> _WORK TO BE COMPLETED_
Transcribe the whole listing below without changing a word, but leave out every image.

__________________________________________________

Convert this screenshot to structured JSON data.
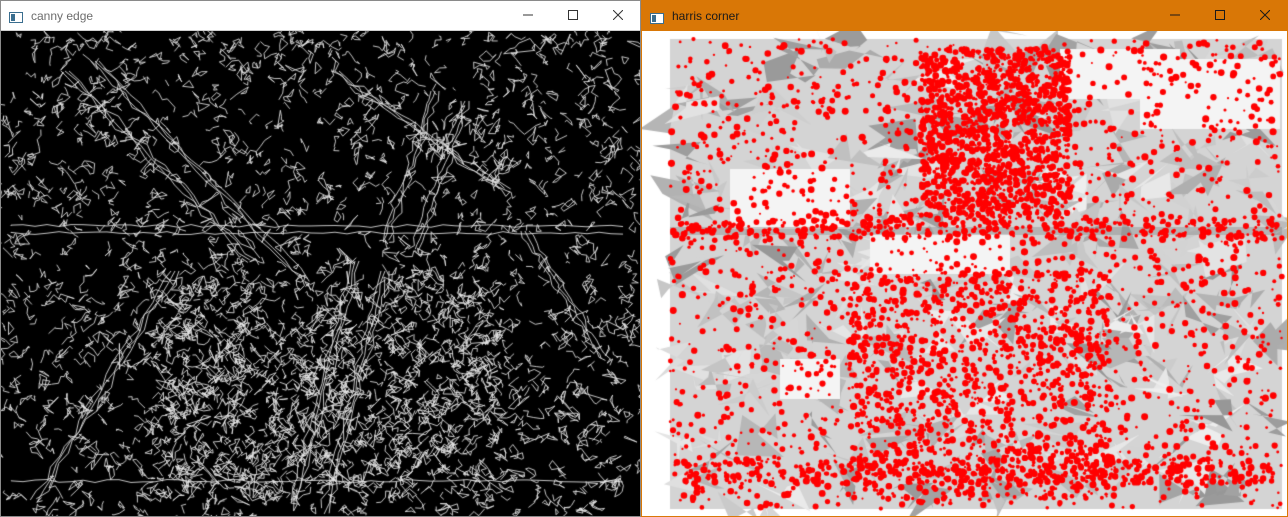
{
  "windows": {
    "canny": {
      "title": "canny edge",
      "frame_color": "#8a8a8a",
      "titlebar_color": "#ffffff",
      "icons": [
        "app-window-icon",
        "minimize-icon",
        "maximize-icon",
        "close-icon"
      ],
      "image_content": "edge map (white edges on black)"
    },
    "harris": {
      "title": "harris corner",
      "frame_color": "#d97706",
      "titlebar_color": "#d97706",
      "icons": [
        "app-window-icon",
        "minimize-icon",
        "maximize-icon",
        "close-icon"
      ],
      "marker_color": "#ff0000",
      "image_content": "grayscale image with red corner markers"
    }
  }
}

__________________________________________________

> _EXERCISE SOLUTION_
Convert this screenshot to structured JSON data.
{
  "windows": {
    "canny": {
      "title": "canny edge",
      "frame_color": "#8a8a8a",
      "titlebar_color": "#ffffff",
      "icons": [
        "app-window-icon",
        "minimize-icon",
        "maximize-icon",
        "close-icon"
      ],
      "image_content": "edge map (white edges on black)"
    },
    "harris": {
      "title": "harris corner",
      "frame_color": "#d97706",
      "titlebar_color": "#d97706",
      "icons": [
        "app-window-icon",
        "minimize-icon",
        "maximize-icon",
        "close-icon"
      ],
      "marker_color": "#ff0000",
      "image_content": "grayscale image with red corner markers"
    }
  }
}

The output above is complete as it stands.